The problem:
Transcribe the entries that follow, word for word.

▬▬▬▬▬▬▬▬▬▬

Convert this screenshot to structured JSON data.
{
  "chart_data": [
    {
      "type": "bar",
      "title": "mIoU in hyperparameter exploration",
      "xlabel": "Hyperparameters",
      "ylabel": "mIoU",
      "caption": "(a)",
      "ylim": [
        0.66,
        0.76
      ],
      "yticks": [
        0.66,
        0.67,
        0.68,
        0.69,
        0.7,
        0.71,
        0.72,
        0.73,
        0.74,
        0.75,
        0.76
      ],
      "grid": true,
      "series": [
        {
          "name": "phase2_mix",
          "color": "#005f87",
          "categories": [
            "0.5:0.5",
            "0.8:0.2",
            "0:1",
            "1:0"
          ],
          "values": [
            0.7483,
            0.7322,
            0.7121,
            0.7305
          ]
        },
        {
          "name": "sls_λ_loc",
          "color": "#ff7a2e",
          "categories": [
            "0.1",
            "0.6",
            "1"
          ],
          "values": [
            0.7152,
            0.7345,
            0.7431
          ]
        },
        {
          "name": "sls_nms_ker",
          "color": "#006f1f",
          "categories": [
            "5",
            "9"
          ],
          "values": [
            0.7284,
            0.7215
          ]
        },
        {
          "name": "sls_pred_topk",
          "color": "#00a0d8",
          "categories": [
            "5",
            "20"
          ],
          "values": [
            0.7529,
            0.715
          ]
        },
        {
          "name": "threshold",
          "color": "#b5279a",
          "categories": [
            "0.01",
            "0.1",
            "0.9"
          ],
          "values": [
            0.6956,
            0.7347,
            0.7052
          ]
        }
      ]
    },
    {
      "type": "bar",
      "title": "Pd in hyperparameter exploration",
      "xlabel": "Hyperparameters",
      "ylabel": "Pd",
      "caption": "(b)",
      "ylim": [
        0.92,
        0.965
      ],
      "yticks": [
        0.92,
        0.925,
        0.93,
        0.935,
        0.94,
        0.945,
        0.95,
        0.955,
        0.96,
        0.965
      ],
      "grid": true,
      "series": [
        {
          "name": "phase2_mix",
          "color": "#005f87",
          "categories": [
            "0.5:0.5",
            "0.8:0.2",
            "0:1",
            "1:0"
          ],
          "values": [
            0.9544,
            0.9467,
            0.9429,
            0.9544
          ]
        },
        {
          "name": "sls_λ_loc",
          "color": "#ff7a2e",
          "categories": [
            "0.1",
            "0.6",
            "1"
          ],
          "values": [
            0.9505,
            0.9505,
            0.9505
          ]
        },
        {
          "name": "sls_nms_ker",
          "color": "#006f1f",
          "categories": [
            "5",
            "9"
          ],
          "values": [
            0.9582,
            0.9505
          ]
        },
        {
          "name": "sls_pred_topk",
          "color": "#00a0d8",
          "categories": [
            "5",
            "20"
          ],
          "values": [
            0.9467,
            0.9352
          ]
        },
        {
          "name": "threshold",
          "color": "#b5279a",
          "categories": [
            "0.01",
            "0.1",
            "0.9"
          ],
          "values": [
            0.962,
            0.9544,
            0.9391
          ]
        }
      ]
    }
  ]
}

▬▬▬▬▬▬▬▬▬▬

Complete response:
Convert this screenshot to structured JSON data.
{
  "chart_data": [
    {
      "type": "bar",
      "title": "mIoU in hyperparameter exploration",
      "xlabel": "Hyperparameters",
      "ylabel": "mIoU",
      "caption": "(a)",
      "ylim": [
        0.66,
        0.76
      ],
      "yticks": [
        0.66,
        0.67,
        0.68,
        0.69,
        0.7,
        0.71,
        0.72,
        0.73,
        0.74,
        0.75,
        0.76
      ],
      "grid": true,
      "series": [
        {
          "name": "phase2_mix",
          "color": "#005f87",
          "categories": [
            "0.5:0.5",
            "0.8:0.2",
            "0:1",
            "1:0"
          ],
          "values": [
            0.7483,
            0.7322,
            0.7121,
            0.7305
          ]
        },
        {
          "name": "sls_λ_loc",
          "color": "#ff7a2e",
          "categories": [
            "0.1",
            "0.6",
            "1"
          ],
          "values": [
            0.7152,
            0.7345,
            0.7431
          ]
        },
        {
          "name": "sls_nms_ker",
          "color": "#006f1f",
          "categories": [
            "5",
            "9"
          ],
          "values": [
            0.7284,
            0.7215
          ]
        },
        {
          "name": "sls_pred_topk",
          "color": "#00a0d8",
          "categories": [
            "5",
            "20"
          ],
          "values": [
            0.7529,
            0.715
          ]
        },
        {
          "name": "threshold",
          "color": "#b5279a",
          "categories": [
            "0.01",
            "0.1",
            "0.9"
          ],
          "values": [
            0.6956,
            0.7347,
            0.7052
          ]
        }
      ]
    },
    {
      "type": "bar",
      "title": "Pd in hyperparameter exploration",
      "xlabel": "Hyperparameters",
      "ylabel": "Pd",
      "caption": "(b)",
      "ylim": [
        0.92,
        0.965
      ],
      "yticks": [
        0.92,
        0.925,
        0.93,
        0.935,
        0.94,
        0.945,
        0.95,
        0.955,
        0.96,
        0.965
      ],
      "grid": true,
      "series": [
        {
          "name": "phase2_mix",
          "color": "#005f87",
          "categories": [
            "0.5:0.5",
            "0.8:0.2",
            "0:1",
            "1:0"
          ],
          "values": [
            0.9544,
            0.9467,
            0.9429,
            0.9544
          ]
        },
        {
          "name": "sls_λ_loc",
          "color": "#ff7a2e",
          "categories": [
            "0.1",
            "0.6",
            "1"
          ],
          "values": [
            0.9505,
            0.9505,
            0.9505
          ]
        },
        {
          "name": "sls_nms_ker",
          "color": "#006f1f",
          "categories": [
            "5",
            "9"
          ],
          "values": [
            0.9582,
            0.9505
          ]
        },
        {
          "name": "sls_pred_topk",
          "color": "#00a0d8",
          "categories": [
            "5",
            "20"
          ],
          "values": [
            0.9467,
            0.9352
          ]
        },
        {
          "name": "threshold",
          "color": "#b5279a",
          "categories": [
            "0.01",
            "0.1",
            "0.9"
          ],
          "values": [
            0.962,
            0.9544,
            0.9391
          ]
        }
      ]
    }
  ]
}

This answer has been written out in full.